**THE TASK**
Render every entry exactly as it appears.

**INPUT DATA**
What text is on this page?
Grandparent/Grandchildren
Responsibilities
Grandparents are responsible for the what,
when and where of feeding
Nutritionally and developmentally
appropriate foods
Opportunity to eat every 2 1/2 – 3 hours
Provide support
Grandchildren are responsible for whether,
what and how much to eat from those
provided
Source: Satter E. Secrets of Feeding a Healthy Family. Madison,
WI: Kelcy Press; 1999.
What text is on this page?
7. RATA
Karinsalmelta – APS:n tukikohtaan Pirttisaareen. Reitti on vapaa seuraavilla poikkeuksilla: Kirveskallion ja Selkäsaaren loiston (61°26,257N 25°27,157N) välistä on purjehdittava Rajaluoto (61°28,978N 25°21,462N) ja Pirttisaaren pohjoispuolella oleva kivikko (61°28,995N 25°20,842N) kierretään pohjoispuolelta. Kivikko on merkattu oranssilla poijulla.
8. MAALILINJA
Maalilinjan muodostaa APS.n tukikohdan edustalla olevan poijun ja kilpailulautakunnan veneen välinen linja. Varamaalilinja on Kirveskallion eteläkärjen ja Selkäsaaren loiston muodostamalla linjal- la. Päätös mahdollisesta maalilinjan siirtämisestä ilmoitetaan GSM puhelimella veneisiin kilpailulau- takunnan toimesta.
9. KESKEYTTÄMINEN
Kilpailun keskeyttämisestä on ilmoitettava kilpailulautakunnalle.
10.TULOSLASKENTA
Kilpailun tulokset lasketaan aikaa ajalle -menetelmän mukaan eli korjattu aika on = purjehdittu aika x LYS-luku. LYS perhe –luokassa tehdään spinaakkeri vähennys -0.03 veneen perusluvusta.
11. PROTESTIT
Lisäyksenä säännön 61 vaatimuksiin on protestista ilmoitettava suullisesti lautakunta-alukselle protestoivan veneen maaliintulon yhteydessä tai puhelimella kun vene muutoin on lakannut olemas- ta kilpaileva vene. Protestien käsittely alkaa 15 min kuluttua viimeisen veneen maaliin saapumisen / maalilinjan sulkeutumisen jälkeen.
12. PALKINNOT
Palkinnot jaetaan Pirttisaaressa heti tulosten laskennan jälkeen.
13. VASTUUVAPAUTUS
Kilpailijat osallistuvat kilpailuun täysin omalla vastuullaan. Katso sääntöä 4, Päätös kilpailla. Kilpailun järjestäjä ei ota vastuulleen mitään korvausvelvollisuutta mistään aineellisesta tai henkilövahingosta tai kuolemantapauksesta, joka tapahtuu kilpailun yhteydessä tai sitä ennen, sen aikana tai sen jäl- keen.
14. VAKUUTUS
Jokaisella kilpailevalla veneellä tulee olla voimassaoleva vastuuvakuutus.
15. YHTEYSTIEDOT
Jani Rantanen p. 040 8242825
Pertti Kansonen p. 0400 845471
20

**FINAL RESULT**
What text is on this page?
Grandparent/Grandchildren
Responsibilities
Grandparents are responsible for the what,
when and where of feeding
Nutritionally and developmentally
appropriate foods
Opportunity to eat every 2 1/2 – 3 hours
Provide support
Grandchildren are responsible for whether,
what and how much to eat from those
provided
Source: Satter E. Secrets of Feeding a Healthy Family. Madison,
WI: Kelcy Press; 1999.
What text is on this page?
7. RATA
Karinsalmelta – APS:n tukikohtaan Pirttisaareen. Reitti on vapaa seuraavilla poikkeuksilla: Kirveskallion ja Selkäsaaren loiston (61°26,257N 25°27,157N) välistä on purjehdittava Rajaluoto (61°28,978N 25°21,462N) ja Pirttisaaren pohjoispuolella oleva kivikko (61°28,995N 25°20,842N) kierretään pohjoispuolelta. Kivikko on merkattu oranssilla poijulla.
8. MAALILINJA
Maalilinjan muodostaa APS.n tukikohdan edustalla olevan poijun ja kilpailulautakunnan veneen välinen linja. Varamaalilinja on Kirveskallion eteläkärjen ja Selkäsaaren loiston muodostamalla linjal- la. Päätös mahdollisesta maalilinjan siirtämisestä ilmoitetaan GSM puhelimella veneisiin kilpailulau- takunnan toimesta.
9. KESKEYTTÄMINEN
Kilpailun keskeyttämisestä on ilmoitettava kilpailulautakunnalle.
10.TULOSLASKENTA
Kilpailun tulokset lasketaan aikaa ajalle -menetelmän mukaan eli korjattu aika on = purjehdittu aika x LYS-luku. LYS perhe –luokassa tehdään spinaakkeri vähennys -0.03 veneen perusluvusta.
11. PROTESTIT
Lisäyksenä säännön 61 vaatimuksiin on protestista ilmoitettava suullisesti lautakunta-alukselle protestoivan veneen maaliintulon yhteydessä tai puhelimella kun vene muutoin on lakannut olemas- ta kilpaileva vene. Protestien käsittely alkaa 15 min kuluttua viimeisen veneen maaliin saapumisen / maalilinjan sulkeutumisen jälkeen.
12. PALKINNOT
Palkinnot jaetaan Pirttisaaressa heti tulosten laskennan jälkeen.
13. VASTUUVAPAUTUS
Kilpailijat osallistuvat kilpailuun täysin omalla vastuullaan. Katso sääntöä 4, Päätös kilpailla. Kilpailun järjestäjä ei ota vastuulleen mitään korvausvelvollisuutta mistään aineellisesta tai henkilövahingosta tai kuolemantapauksesta, joka tapahtuu kilpailun yhteydessä tai sitä ennen, sen aikana tai sen jäl- keen.
14. VAKUUTUS
Jokaisella kilpailevalla veneellä tulee olla voimassaoleva vastuuvakuutus.
15. YHTEYSTIEDOT
Jani Rantanen p. 040 8242825
Pertti Kansonen p. 0400 845471
20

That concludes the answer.